-- Required task --
Where a line holds the word "Examination", copy that line.

-- Start Provided information --

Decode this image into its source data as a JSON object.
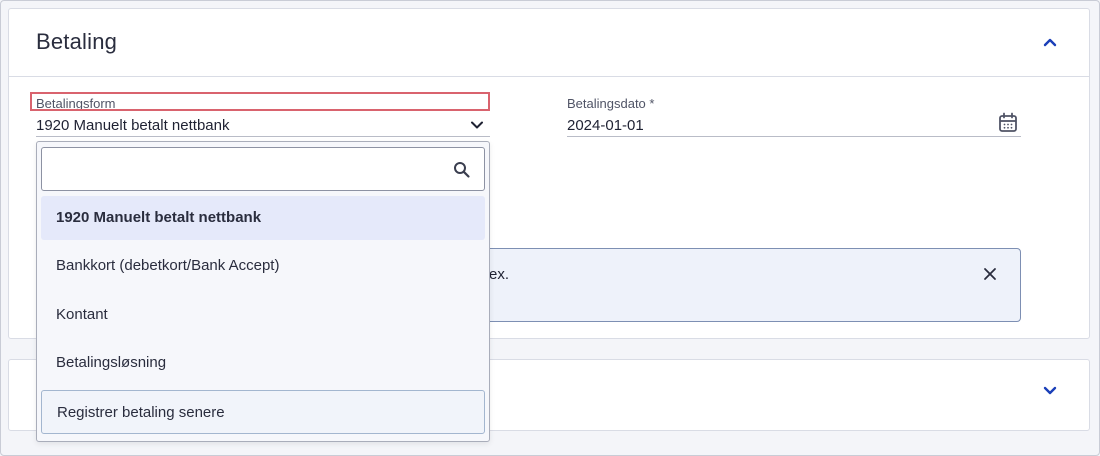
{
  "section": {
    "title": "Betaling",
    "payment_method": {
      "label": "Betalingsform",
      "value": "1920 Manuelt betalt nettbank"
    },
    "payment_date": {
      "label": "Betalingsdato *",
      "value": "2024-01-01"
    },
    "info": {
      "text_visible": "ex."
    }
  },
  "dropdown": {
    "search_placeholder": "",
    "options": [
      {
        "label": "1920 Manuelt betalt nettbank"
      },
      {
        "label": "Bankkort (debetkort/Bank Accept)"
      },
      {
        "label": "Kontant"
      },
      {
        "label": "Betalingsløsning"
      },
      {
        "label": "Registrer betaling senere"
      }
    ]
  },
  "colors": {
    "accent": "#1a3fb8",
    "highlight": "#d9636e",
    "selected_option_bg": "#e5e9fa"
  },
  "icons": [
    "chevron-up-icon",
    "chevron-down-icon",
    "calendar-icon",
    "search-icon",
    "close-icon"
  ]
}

-- End Provided information --
-- Start Provided information --

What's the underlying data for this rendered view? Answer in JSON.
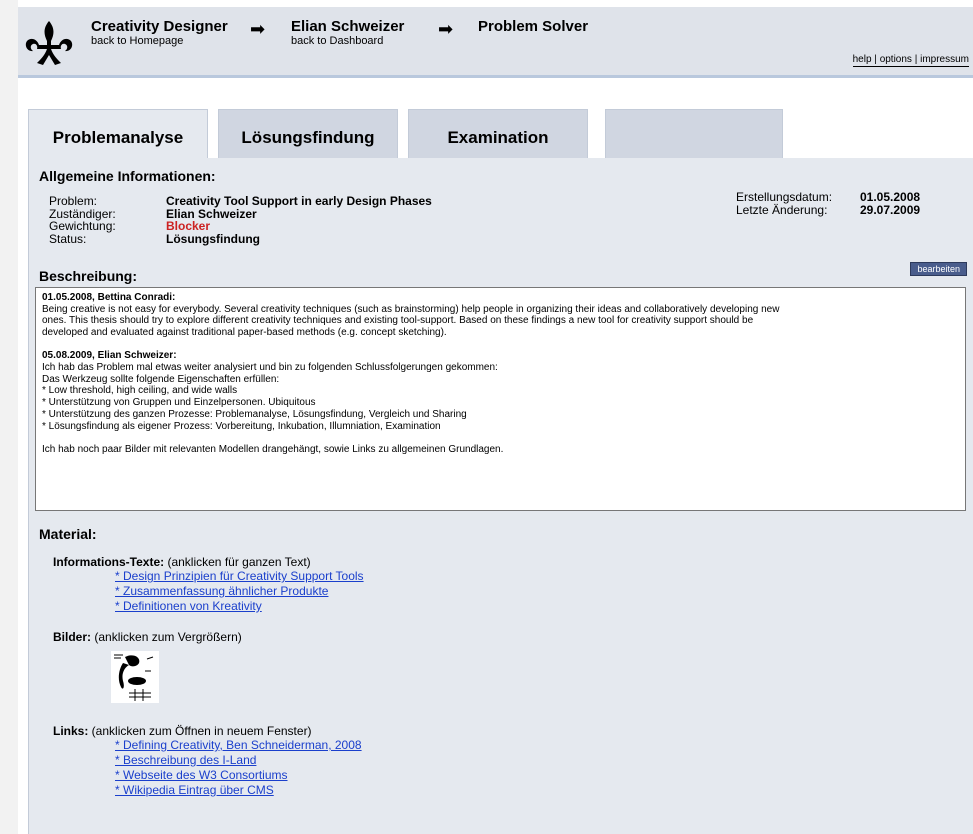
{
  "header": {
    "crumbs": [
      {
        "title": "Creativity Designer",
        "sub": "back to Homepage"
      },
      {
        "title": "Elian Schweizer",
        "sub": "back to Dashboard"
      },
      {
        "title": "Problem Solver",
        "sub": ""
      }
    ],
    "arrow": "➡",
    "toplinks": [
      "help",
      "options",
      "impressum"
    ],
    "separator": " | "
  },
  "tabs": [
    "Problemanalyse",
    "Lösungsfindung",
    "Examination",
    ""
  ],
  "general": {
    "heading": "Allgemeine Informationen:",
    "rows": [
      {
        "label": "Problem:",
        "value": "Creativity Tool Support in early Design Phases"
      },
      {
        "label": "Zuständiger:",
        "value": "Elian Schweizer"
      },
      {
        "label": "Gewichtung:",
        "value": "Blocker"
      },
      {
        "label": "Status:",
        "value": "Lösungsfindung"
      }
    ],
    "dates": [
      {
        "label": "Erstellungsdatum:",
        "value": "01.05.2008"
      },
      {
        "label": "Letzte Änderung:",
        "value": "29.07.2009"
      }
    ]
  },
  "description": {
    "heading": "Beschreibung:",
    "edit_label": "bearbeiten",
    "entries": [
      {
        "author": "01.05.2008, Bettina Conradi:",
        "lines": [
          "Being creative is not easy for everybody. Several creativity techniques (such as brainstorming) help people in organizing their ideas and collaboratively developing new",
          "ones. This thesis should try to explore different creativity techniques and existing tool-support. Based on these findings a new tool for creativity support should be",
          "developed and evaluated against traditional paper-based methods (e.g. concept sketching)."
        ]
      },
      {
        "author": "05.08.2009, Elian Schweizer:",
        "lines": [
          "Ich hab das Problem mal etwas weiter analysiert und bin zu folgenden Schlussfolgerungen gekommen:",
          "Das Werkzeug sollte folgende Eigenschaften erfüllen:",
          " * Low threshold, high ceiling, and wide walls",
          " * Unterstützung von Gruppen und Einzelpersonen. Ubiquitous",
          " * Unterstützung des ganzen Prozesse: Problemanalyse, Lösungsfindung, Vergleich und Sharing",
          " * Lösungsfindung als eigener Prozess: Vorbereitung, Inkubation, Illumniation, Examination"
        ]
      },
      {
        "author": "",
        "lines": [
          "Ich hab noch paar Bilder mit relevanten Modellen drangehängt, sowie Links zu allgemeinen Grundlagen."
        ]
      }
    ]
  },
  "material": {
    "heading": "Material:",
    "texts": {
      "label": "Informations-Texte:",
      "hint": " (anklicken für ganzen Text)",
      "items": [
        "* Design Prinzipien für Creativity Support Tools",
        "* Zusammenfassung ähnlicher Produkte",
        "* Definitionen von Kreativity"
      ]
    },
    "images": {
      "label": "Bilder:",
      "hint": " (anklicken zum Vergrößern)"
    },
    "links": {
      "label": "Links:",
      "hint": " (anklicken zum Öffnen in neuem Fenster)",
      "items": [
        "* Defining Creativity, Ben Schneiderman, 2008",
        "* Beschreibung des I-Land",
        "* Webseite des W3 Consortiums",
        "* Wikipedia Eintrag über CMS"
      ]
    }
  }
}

-- End Provided information --

-- Exercise answer --
    "Examination",
          " * Lösungsfindung als eigener Prozess: Vorbereitung, Inkubation, Illumniation, Examination"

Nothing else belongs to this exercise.